Source data:
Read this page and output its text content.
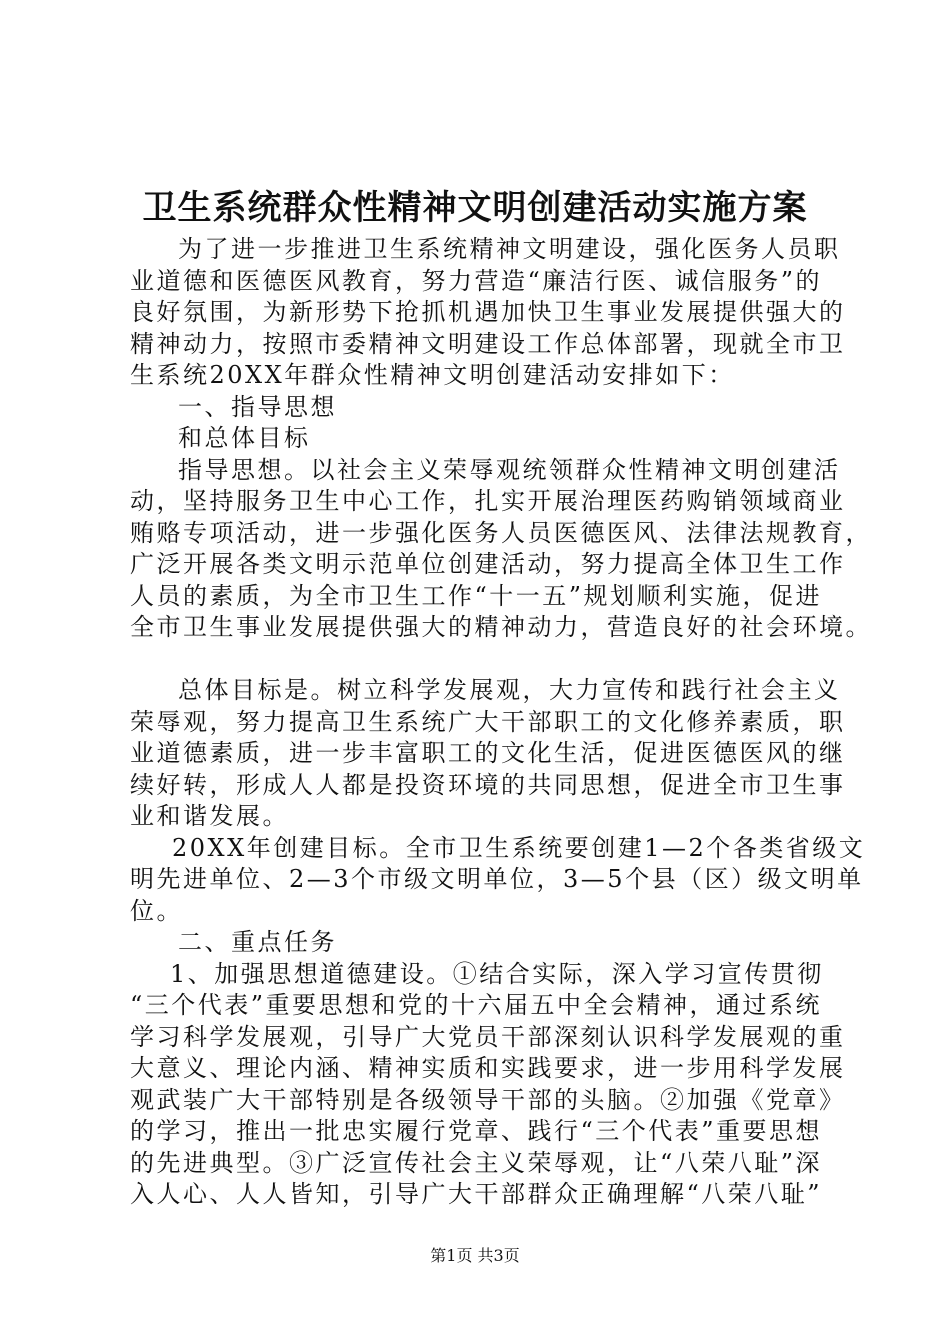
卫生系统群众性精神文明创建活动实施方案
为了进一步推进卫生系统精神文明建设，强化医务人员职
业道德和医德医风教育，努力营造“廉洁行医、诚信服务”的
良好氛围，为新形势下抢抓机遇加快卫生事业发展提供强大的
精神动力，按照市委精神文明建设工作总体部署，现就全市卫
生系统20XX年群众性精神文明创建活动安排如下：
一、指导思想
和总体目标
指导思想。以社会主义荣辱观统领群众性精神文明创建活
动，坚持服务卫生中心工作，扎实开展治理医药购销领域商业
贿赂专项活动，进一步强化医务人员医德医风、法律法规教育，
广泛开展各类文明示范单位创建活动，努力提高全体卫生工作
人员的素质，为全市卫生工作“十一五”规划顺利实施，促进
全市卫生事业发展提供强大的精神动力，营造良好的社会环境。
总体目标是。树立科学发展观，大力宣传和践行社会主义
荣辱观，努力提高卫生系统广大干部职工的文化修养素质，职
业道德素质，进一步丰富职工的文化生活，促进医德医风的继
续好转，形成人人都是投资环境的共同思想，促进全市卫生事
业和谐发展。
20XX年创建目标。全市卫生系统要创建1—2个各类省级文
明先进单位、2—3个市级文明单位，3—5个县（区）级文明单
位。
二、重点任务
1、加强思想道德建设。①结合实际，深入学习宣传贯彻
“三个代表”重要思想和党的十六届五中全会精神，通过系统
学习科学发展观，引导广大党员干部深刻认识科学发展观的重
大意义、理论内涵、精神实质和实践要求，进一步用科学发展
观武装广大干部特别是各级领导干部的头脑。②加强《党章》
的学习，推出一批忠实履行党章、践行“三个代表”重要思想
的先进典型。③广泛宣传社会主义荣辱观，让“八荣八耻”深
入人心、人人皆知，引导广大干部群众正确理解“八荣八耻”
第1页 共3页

* * *

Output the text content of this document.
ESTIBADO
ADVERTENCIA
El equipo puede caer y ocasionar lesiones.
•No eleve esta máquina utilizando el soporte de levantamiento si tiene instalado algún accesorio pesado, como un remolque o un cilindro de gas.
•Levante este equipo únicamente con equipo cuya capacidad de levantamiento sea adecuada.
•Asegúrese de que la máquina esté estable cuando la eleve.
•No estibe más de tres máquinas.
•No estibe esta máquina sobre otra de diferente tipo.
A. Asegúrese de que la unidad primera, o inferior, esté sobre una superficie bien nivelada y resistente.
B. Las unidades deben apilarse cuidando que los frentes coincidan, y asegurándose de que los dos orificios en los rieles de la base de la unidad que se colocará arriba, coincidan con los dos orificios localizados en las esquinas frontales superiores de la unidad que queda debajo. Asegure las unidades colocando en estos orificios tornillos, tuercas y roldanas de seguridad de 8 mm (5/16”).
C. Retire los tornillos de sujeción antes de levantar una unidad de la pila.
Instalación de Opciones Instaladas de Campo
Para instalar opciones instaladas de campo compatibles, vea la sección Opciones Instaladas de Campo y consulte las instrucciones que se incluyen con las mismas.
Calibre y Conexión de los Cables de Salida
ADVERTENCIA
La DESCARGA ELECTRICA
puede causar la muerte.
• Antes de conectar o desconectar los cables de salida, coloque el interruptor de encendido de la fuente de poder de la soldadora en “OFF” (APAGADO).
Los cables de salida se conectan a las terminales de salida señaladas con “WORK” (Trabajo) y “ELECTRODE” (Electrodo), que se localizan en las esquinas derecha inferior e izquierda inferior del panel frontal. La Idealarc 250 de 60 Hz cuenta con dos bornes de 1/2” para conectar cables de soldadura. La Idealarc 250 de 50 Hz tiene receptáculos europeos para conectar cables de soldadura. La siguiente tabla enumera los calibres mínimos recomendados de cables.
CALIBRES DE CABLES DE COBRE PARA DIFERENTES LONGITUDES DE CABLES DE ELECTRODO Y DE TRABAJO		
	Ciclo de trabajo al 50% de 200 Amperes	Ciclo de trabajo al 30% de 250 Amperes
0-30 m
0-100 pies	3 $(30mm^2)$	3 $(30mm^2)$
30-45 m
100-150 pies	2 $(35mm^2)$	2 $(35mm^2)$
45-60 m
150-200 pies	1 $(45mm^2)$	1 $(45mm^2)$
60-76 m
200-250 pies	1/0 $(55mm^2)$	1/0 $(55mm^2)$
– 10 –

● What the task asks:
Scan the listing above. Collect all lines with the word "Opciones".

● Response below:
Instalación de Opciones Instaladas de Campo
Para instalar opciones instaladas de campo compatibles, vea la sección Opciones Instaladas de Campo y consulte las instrucciones que se incluyen con las mismas.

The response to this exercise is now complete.